- TASK BRIEF
Please copy out the passage on Tennis Abstract's new doubles results word for word, in full.

──────── EXCERPT PROVIDED

Tennis Abstract now has career doubles results (including Challengers, Futures, and Satellites) for thousands of ATP players, and they’ll be updated throughout each day’s play, just like singles results. Match times and traditional match stats are included for most 2016 ATP and Challenger tournaments, and I hope that will continue to be the case in 2017 and beyond.

Let me give you a brief tour of what you’ll find, using doubles legend Jack Sock as a starting point:

The big red “1” shows where to click to switch over to doubles results. For full-time doubles specialists, you won’t have to click–the site will automatically show you doubles results.

The “2” indicates three new doubles-specific filters: by partner, by opponent, and by opposing team. For instance, you can see Sock’s results with Vasek Pospisil, his eight matches against Daniel Nestor, or his twelve meetings with the Bryan Brothers. You may always combine multiple filters, so for example, you can look at Sock’s record against the Bryans only when partnering Pospisil.

────────────────
──────── INFORMATION SHOWN

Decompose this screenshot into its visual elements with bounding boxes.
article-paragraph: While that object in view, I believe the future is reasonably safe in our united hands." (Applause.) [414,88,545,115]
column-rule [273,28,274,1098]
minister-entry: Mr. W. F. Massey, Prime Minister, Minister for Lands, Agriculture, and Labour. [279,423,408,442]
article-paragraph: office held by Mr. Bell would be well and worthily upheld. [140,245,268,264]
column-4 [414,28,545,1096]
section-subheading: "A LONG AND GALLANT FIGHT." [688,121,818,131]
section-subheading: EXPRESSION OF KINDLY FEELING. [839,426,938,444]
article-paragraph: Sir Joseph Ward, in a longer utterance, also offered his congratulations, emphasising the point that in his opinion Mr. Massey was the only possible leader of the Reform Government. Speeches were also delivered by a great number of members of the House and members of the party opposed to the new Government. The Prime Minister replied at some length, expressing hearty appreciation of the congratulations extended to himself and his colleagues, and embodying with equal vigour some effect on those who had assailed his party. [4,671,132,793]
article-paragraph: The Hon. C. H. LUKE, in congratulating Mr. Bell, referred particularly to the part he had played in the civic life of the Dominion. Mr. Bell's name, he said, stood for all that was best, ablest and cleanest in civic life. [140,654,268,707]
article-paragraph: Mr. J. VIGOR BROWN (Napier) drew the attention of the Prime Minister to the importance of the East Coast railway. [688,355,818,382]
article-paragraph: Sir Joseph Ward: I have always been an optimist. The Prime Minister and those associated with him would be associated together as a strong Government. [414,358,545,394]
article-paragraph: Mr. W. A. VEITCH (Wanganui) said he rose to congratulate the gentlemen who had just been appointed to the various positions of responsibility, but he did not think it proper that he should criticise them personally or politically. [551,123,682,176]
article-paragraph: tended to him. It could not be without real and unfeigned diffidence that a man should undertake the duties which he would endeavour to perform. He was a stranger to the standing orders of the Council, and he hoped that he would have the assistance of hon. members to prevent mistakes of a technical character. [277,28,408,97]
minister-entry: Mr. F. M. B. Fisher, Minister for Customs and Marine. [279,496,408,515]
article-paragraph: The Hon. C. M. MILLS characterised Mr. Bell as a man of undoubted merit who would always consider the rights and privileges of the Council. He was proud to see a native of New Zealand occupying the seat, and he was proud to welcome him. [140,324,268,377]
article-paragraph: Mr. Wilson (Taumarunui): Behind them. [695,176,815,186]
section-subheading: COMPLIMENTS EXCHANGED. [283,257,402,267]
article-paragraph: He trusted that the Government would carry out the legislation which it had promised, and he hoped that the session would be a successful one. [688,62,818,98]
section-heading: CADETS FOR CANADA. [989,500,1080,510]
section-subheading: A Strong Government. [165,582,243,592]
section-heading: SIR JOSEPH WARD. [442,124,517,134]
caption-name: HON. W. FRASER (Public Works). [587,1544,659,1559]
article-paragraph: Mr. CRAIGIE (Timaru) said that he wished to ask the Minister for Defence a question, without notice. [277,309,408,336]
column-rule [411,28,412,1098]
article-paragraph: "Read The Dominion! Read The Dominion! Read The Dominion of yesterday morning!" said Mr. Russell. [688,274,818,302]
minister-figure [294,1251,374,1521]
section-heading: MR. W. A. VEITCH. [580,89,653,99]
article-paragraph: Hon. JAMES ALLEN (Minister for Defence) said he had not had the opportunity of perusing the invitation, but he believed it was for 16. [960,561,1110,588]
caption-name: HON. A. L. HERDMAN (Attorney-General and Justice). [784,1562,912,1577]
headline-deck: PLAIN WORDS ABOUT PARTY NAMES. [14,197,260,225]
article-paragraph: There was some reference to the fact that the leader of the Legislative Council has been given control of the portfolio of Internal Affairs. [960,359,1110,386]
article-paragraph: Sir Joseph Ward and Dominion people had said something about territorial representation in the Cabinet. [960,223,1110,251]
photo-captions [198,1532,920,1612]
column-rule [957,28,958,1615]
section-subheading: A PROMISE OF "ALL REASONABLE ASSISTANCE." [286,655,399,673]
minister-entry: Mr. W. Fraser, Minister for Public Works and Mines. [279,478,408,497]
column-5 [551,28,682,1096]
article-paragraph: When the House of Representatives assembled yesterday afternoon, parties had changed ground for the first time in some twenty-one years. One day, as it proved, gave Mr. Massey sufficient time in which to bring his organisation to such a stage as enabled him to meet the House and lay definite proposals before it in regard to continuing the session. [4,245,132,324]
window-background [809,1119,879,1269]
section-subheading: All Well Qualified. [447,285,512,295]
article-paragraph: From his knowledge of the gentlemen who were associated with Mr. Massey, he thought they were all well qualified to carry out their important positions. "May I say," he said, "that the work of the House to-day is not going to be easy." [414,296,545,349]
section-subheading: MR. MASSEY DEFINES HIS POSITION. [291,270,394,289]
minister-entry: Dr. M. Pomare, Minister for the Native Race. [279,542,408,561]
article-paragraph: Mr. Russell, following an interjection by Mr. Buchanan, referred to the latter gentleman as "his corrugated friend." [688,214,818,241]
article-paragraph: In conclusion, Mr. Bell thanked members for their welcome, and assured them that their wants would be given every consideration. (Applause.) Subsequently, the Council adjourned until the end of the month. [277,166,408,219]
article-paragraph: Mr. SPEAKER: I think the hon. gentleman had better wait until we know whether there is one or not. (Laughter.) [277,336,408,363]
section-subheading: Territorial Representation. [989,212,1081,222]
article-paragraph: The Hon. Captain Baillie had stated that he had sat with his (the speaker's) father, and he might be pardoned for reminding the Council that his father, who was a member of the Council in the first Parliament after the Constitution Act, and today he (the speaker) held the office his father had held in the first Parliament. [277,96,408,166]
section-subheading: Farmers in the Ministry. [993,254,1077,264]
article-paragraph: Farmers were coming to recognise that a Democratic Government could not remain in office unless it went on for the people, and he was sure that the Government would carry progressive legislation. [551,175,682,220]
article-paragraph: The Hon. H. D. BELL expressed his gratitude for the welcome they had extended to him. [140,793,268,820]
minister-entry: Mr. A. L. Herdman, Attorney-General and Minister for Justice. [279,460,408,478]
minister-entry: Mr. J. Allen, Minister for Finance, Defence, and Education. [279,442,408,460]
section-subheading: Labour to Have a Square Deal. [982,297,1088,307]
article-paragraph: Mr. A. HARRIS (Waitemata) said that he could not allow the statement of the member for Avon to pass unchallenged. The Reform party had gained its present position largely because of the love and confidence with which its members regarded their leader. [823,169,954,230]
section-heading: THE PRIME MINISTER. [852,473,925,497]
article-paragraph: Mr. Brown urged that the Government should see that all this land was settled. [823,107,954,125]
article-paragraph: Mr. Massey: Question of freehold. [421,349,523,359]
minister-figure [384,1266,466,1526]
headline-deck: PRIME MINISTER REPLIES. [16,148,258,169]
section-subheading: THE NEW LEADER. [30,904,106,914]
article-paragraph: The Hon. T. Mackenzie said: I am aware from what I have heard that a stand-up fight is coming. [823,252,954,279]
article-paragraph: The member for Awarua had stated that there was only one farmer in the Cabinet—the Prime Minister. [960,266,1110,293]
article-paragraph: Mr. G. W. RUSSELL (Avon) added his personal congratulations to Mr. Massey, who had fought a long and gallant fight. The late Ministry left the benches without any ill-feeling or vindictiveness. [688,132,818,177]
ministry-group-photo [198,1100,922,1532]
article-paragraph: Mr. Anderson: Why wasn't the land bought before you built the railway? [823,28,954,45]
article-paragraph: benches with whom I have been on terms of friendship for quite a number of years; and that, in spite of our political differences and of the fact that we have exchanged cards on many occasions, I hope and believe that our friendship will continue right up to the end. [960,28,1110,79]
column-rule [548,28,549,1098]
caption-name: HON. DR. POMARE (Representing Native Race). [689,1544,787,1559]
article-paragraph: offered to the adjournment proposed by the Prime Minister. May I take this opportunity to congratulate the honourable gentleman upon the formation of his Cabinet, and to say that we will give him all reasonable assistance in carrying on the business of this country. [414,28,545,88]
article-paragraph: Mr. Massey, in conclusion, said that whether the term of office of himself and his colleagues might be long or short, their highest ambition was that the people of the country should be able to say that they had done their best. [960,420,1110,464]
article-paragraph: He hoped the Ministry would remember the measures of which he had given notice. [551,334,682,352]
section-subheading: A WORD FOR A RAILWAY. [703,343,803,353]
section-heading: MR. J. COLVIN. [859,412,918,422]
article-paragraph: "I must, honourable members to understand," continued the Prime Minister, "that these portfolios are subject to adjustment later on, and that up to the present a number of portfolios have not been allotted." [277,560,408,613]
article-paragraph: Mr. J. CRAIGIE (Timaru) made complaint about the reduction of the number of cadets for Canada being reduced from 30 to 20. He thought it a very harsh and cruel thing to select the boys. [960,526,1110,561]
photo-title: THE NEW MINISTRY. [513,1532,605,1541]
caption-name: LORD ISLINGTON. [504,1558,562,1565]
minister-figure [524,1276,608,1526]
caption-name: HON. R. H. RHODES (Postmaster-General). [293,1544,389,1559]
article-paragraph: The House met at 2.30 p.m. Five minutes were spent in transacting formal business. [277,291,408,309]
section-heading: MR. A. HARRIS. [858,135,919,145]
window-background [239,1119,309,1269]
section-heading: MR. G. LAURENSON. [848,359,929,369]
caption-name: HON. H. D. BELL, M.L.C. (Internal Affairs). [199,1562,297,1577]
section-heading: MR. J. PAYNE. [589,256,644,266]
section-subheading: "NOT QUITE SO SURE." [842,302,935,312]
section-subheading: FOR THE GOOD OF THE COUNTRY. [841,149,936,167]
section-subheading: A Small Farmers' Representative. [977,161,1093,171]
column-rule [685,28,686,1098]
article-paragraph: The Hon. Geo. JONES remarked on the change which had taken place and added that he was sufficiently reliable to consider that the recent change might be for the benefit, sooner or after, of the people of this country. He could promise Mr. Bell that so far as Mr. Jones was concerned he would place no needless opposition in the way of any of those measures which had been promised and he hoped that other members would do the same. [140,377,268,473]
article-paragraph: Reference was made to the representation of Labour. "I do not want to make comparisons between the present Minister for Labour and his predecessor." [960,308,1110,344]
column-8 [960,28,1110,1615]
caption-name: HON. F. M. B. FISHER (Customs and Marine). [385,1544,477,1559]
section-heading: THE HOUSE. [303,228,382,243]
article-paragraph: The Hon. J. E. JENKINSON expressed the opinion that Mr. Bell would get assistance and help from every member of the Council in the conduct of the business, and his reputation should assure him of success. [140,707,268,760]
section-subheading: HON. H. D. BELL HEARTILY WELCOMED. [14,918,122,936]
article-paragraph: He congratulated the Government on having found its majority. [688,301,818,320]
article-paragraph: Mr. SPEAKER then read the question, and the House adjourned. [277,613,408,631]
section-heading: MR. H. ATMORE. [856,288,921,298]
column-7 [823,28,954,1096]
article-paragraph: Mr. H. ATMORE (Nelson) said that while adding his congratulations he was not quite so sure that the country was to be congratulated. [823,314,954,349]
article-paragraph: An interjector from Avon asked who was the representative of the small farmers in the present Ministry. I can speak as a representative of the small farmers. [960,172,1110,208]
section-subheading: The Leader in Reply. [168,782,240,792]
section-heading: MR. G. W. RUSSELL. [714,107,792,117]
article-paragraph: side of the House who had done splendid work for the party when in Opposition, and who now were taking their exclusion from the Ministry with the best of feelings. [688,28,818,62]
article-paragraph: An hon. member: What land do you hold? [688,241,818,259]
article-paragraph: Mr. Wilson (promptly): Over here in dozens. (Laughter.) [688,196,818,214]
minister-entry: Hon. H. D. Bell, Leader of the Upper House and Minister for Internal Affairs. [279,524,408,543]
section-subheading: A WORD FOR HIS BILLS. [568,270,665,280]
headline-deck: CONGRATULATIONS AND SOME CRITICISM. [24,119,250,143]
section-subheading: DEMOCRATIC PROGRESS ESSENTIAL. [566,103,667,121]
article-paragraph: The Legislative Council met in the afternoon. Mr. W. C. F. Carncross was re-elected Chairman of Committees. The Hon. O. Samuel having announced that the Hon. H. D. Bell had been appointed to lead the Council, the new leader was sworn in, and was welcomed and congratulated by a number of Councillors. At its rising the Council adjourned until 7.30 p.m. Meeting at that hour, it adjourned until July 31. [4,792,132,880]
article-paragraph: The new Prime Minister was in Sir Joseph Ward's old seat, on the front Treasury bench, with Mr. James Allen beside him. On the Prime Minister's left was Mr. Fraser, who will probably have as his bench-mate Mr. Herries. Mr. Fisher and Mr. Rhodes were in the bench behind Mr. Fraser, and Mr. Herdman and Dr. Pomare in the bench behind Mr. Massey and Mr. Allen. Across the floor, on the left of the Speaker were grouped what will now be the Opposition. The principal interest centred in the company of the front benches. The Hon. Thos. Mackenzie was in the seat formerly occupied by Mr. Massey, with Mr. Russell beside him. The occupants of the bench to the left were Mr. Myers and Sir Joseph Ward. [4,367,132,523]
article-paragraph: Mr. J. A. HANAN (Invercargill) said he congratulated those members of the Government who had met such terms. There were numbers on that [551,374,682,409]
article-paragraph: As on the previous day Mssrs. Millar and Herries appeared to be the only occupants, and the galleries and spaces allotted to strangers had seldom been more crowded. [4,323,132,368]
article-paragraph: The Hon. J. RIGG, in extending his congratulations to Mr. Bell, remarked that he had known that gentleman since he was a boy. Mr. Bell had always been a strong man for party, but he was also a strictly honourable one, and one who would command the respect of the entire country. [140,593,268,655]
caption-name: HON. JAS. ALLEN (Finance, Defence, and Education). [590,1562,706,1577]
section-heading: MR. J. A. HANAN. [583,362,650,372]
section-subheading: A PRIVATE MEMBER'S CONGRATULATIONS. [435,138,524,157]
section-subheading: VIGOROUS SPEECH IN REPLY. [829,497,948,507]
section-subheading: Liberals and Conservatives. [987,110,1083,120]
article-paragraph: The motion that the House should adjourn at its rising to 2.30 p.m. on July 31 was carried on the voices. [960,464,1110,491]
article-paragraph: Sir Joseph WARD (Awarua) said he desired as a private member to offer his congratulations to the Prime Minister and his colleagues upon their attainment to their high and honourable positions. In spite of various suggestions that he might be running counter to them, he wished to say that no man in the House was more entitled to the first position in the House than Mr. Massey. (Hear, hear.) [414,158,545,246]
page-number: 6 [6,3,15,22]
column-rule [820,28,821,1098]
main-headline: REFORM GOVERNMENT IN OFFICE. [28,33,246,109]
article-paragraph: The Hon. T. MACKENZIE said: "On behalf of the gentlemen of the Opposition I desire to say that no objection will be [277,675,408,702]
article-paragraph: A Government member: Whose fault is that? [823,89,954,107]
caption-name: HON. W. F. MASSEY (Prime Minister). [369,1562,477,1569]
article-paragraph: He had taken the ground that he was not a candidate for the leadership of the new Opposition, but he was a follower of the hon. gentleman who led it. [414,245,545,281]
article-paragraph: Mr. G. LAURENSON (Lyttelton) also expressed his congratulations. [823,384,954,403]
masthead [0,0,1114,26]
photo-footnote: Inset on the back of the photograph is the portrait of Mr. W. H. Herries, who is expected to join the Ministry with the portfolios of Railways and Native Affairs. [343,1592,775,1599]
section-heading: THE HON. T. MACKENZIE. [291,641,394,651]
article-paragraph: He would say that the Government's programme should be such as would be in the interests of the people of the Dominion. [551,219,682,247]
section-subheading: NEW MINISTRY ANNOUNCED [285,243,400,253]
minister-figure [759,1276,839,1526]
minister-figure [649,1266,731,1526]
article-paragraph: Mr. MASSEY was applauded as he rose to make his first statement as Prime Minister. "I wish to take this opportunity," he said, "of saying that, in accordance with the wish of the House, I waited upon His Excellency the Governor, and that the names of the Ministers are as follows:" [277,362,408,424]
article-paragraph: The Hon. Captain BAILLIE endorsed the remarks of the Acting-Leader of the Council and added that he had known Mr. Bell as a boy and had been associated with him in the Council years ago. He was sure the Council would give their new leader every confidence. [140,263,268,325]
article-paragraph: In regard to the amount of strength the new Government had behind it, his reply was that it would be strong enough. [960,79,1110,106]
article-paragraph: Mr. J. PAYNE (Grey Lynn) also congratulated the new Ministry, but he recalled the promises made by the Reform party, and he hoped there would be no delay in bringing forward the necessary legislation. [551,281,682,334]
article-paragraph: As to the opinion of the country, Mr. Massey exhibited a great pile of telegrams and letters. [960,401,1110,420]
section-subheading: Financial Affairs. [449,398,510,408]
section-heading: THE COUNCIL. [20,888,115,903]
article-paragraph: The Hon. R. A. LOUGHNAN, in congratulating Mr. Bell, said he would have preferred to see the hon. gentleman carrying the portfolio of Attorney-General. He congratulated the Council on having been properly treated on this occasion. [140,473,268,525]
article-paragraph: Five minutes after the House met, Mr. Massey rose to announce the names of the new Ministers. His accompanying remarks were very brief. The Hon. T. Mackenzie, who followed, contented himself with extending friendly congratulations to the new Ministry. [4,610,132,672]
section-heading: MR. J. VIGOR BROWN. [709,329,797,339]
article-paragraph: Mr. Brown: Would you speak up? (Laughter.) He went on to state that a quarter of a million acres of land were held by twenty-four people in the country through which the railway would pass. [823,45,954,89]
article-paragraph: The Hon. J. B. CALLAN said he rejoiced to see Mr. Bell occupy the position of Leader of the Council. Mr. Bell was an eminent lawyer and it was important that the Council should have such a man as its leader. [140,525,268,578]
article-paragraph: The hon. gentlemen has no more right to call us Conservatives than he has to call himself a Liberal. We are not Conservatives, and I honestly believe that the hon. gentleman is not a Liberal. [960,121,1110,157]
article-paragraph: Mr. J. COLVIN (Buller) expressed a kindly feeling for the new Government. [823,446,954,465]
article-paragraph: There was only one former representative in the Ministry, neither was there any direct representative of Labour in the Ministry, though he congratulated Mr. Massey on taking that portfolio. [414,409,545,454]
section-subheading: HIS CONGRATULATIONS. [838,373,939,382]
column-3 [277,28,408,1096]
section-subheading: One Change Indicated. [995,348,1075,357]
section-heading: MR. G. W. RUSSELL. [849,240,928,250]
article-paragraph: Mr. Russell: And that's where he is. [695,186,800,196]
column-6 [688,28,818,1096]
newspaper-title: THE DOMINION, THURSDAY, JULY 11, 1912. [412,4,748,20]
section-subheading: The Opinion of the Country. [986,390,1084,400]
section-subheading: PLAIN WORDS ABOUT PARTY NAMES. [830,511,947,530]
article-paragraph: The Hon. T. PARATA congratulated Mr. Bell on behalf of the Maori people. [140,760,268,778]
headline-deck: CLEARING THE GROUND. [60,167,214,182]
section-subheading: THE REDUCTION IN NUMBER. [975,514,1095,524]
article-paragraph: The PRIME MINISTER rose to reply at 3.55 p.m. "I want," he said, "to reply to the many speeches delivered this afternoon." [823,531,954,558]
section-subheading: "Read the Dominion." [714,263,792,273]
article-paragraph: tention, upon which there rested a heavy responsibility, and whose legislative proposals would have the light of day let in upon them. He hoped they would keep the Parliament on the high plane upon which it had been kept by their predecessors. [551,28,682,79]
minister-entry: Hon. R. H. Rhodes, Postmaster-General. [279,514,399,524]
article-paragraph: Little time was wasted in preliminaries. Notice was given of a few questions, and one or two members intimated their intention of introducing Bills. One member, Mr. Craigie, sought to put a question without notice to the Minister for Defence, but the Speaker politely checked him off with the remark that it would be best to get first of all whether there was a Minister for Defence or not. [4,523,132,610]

────────────────

- EXERCISE RESULT
Tennis Abstract now has career doubles results (including Challengers, Futures, and Satellites) for thousands of ATP players, and they’ll be updated throughout each day’s play, just like singles results. Match times and traditional match stats are included for most 2016 ATP and Challenger tournaments, and I hope that will continue to be the case in 2017 and beyond.

Let me give you a brief tour of what you’ll find, using doubles legend Jack Sock as a starting point:

The big red “1” shows where to click to switch over to doubles results. For full-time doubles specialists, you won’t have to click–the site will automatically show you doubles results.

The “2” indicates three new doubles-specific filters: by partner, by opponent, and by opposing team. For instance, you can see Sock’s results with Vasek Pospisil, his eight matches against Daniel Nestor, or his twelve meetings with the Bryan Brothers. You may always combine multiple filters, so for example, you can look at Sock’s record against the Bryans only when partnering Pospisil.